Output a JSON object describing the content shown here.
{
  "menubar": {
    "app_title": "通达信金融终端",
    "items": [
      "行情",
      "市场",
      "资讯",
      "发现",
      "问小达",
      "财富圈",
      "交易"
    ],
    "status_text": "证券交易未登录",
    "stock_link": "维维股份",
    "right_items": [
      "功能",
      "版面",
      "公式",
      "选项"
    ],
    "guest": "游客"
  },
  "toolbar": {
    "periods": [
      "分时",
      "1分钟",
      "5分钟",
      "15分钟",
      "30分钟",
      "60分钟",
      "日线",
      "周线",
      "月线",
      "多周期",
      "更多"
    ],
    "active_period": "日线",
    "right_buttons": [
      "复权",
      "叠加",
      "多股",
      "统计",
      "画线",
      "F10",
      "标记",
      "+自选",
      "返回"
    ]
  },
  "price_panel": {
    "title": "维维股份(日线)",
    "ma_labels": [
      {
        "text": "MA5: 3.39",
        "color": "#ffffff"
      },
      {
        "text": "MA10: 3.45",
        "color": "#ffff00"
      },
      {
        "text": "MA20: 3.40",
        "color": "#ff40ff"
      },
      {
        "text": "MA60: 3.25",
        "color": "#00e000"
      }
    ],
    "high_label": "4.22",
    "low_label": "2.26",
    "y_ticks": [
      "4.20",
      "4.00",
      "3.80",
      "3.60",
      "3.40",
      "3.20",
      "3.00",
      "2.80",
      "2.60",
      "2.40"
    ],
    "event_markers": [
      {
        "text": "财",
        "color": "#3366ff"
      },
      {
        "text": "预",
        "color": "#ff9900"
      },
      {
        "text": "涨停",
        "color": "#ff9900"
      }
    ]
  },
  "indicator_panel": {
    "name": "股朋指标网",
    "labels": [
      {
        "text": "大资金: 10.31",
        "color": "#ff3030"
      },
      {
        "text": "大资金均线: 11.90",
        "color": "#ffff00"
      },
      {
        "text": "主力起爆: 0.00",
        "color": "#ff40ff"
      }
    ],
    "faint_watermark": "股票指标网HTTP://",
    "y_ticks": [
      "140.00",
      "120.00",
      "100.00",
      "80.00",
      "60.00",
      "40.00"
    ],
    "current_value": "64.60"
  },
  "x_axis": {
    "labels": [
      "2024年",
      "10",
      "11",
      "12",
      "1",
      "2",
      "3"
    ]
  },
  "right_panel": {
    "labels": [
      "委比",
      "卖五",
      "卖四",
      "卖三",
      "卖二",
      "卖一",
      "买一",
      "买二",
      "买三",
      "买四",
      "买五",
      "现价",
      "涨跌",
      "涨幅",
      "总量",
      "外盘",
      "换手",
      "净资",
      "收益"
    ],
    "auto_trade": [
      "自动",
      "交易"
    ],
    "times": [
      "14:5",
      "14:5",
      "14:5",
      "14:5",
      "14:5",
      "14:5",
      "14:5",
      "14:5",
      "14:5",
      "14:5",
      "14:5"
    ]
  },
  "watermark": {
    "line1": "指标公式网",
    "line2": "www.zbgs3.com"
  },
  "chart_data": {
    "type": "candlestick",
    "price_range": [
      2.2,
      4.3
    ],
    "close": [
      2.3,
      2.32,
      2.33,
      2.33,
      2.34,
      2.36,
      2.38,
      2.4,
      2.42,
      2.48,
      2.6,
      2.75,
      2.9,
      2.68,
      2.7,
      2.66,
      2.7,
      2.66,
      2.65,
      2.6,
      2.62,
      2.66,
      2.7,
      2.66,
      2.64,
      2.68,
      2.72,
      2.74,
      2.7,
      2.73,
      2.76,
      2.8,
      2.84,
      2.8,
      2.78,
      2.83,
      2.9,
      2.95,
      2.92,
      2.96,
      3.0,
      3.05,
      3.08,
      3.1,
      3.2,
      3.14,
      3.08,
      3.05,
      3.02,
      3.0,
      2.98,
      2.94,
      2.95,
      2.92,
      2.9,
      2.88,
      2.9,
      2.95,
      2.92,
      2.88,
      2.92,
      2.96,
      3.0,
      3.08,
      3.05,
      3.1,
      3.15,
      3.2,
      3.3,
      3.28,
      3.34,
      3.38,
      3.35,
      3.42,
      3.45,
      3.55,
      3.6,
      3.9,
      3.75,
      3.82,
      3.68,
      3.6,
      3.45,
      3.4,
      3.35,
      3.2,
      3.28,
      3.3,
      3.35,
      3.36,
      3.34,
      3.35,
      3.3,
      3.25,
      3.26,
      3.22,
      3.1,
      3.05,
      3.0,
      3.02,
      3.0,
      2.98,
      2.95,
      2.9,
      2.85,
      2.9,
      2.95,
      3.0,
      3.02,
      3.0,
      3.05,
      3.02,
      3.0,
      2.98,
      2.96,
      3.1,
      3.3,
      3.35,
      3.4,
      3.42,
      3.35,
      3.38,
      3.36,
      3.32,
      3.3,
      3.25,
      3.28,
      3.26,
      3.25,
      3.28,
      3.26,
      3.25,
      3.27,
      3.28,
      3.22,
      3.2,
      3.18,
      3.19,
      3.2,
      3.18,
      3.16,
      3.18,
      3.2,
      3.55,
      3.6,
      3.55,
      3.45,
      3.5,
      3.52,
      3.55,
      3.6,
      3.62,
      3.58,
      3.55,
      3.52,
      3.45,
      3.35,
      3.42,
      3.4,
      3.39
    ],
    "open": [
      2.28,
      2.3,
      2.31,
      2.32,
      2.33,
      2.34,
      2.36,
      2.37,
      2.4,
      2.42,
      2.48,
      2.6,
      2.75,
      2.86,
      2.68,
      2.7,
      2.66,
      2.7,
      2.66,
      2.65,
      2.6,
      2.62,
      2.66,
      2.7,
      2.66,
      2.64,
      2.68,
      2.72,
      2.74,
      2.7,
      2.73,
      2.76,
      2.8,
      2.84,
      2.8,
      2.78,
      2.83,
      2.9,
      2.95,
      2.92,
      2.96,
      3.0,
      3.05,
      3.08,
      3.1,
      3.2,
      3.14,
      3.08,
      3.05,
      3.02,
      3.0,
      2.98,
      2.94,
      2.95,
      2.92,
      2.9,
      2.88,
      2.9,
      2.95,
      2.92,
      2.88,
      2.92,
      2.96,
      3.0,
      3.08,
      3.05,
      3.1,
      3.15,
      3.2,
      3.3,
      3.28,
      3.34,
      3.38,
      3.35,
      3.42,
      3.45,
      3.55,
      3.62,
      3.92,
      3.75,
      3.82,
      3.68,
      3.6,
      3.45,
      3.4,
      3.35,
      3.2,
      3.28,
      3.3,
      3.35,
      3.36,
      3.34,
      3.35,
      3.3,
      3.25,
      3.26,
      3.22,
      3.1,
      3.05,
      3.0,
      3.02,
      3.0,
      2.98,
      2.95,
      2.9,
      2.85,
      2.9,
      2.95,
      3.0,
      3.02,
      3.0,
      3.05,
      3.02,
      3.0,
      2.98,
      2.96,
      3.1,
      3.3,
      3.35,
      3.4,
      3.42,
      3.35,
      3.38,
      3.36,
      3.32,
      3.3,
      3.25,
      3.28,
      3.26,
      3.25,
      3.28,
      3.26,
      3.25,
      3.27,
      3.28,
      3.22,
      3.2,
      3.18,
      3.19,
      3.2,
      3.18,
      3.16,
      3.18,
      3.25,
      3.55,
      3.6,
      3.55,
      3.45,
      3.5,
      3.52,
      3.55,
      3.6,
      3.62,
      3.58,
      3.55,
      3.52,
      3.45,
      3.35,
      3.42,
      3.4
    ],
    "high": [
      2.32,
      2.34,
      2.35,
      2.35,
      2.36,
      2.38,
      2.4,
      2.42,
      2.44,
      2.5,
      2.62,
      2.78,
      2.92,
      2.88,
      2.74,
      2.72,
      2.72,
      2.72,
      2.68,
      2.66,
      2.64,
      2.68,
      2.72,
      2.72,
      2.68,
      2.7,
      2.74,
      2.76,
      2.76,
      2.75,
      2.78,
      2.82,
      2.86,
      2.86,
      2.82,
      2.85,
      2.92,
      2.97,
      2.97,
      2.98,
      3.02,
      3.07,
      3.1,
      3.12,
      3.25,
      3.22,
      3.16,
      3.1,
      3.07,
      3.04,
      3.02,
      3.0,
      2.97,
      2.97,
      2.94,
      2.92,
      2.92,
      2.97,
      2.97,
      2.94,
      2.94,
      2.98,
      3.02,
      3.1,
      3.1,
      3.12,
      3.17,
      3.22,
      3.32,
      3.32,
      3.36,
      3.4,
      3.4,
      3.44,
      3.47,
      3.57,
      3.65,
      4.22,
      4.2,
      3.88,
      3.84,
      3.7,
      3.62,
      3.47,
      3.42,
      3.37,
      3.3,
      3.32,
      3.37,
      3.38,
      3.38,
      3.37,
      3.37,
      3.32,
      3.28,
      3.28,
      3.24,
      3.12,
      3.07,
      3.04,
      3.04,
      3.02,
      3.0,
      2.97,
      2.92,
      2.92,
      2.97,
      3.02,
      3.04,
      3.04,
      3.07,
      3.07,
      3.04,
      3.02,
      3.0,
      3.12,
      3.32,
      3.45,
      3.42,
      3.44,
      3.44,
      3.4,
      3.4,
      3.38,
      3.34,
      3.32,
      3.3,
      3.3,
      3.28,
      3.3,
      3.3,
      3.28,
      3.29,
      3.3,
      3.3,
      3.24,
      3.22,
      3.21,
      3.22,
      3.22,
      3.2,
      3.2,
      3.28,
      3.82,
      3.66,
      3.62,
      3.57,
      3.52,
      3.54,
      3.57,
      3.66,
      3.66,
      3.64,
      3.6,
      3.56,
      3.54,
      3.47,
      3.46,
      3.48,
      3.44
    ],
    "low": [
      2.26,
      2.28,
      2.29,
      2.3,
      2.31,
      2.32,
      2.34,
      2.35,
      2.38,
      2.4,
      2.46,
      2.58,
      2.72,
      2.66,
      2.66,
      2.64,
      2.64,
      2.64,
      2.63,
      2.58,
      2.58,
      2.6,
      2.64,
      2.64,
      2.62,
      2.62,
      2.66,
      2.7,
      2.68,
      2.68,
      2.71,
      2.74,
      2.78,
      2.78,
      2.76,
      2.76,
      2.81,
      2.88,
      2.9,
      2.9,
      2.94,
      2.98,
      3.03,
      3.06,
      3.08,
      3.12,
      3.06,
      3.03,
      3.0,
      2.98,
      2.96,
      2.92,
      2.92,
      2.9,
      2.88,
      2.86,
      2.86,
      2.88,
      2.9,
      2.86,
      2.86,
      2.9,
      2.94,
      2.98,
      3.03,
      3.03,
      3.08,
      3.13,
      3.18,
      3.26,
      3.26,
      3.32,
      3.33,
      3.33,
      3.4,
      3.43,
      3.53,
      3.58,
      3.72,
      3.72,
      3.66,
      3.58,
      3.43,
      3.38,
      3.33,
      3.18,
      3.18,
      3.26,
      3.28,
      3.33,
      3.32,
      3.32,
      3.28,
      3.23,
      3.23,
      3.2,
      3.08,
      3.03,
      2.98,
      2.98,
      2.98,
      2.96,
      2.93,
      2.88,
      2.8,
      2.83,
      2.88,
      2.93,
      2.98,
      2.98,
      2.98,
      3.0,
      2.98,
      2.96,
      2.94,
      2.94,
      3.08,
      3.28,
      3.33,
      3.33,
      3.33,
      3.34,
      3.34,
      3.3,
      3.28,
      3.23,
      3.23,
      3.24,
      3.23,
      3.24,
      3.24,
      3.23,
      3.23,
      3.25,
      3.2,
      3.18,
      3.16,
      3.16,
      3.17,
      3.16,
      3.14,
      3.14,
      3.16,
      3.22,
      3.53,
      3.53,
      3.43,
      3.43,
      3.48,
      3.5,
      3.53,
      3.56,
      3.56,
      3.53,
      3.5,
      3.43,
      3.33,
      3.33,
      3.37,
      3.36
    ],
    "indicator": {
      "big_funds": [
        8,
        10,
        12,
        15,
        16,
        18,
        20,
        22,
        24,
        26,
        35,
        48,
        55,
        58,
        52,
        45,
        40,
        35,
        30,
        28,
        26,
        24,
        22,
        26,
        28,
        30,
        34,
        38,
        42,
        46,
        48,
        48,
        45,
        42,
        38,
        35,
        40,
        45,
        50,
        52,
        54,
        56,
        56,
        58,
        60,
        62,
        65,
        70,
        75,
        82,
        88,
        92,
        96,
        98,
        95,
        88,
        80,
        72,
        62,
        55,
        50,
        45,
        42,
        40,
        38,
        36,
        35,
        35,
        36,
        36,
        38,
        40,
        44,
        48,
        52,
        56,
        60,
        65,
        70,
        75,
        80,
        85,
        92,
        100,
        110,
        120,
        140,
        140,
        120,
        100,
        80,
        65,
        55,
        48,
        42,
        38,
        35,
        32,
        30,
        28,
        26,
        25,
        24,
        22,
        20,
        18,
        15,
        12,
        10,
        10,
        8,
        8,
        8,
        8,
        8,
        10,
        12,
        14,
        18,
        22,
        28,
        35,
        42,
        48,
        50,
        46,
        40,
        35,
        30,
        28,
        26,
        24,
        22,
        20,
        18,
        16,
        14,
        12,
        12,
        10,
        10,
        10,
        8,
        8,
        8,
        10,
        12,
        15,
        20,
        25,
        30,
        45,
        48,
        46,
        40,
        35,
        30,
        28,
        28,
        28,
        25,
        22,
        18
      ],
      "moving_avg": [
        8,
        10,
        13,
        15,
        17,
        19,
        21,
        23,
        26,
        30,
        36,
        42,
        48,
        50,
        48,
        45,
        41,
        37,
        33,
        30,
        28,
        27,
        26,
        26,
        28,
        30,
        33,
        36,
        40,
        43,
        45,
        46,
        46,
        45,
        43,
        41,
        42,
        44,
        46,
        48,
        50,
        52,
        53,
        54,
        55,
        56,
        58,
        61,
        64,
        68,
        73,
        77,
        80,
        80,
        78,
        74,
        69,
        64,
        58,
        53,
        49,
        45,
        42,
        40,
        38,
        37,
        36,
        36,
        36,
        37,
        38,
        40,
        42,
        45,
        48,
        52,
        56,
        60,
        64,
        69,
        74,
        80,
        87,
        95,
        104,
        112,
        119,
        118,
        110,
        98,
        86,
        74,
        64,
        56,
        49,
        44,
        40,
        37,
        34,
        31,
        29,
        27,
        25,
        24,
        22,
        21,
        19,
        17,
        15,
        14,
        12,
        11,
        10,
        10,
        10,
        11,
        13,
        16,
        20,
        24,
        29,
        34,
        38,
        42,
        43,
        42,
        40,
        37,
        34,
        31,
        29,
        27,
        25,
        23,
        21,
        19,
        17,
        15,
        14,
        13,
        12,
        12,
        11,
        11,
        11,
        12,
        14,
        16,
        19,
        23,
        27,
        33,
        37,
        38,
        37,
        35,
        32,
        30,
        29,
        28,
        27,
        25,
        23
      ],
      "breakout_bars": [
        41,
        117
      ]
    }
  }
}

◇ ◇ ◇ ◇

> GOAL: Search the data for "color". Copy every matching line.

> TASK SOLUTION:
        "color": "#ffffff"
        "color": "#ffff00"
        "color": "#ff40ff"
        "color": "#00e000"
        "color": "#3366ff"
        "color": "#ff9900"
        "color": "#ff9900"
        "color": "#ff3030"
        "color": "#ffff00"
        "color": "#ff40ff"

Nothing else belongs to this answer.